> [WHAT IS ASKED]
Return every line of the records below verbatim, with no pictures in the copy.

(A run of records)

===============

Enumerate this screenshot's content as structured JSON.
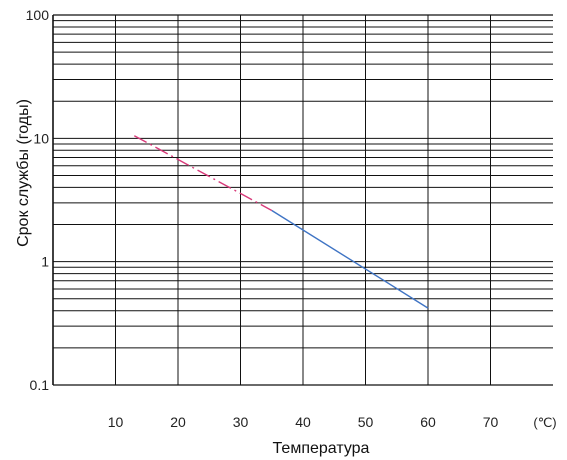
{
  "chart_data": {
    "type": "line",
    "xlabel": "Температура",
    "ylabel": "Срок службы (годы)",
    "x_unit": "(℃)",
    "y_scale": "log",
    "xlim": [
      0,
      80
    ],
    "ylim": [
      0.1,
      100
    ],
    "x_ticks": [
      10,
      20,
      30,
      40,
      50,
      60,
      70
    ],
    "x_tick_labels": [
      "10",
      "20",
      "30",
      "40",
      "50",
      "60",
      "70"
    ],
    "y_tick_labels": [
      {
        "value": 100,
        "label": "100"
      },
      {
        "value": 10,
        "label": "10"
      },
      {
        "value": 1,
        "label": "1"
      },
      {
        "value": 0.1,
        "label": "0.1"
      }
    ],
    "grid": true,
    "legend": "none",
    "series": [
      {
        "style": "dash-dot",
        "color": "#d83a7a",
        "x": [
          13,
          35
        ],
        "y": [
          10.5,
          2.6
        ]
      },
      {
        "style": "solid",
        "color": "#3f74c4",
        "x": [
          35,
          60
        ],
        "y": [
          2.6,
          0.42
        ]
      }
    ]
  }
}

===============

> [CORRECT RESPONSE]
Enumerate this screenshot's content as structured JSON.
{
  "chart_data": {
    "type": "line",
    "xlabel": "Температура",
    "ylabel": "Срок службы (годы)",
    "x_unit": "(℃)",
    "y_scale": "log",
    "xlim": [
      0,
      80
    ],
    "ylim": [
      0.1,
      100
    ],
    "x_ticks": [
      10,
      20,
      30,
      40,
      50,
      60,
      70
    ],
    "x_tick_labels": [
      "10",
      "20",
      "30",
      "40",
      "50",
      "60",
      "70"
    ],
    "y_tick_labels": [
      {
        "value": 100,
        "label": "100"
      },
      {
        "value": 10,
        "label": "10"
      },
      {
        "value": 1,
        "label": "1"
      },
      {
        "value": 0.1,
        "label": "0.1"
      }
    ],
    "grid": true,
    "legend": "none",
    "series": [
      {
        "style": "dash-dot",
        "color": "#d83a7a",
        "x": [
          13,
          35
        ],
        "y": [
          10.5,
          2.6
        ]
      },
      {
        "style": "solid",
        "color": "#3f74c4",
        "x": [
          35,
          60
        ],
        "y": [
          2.6,
          0.42
        ]
      }
    ]
  }
}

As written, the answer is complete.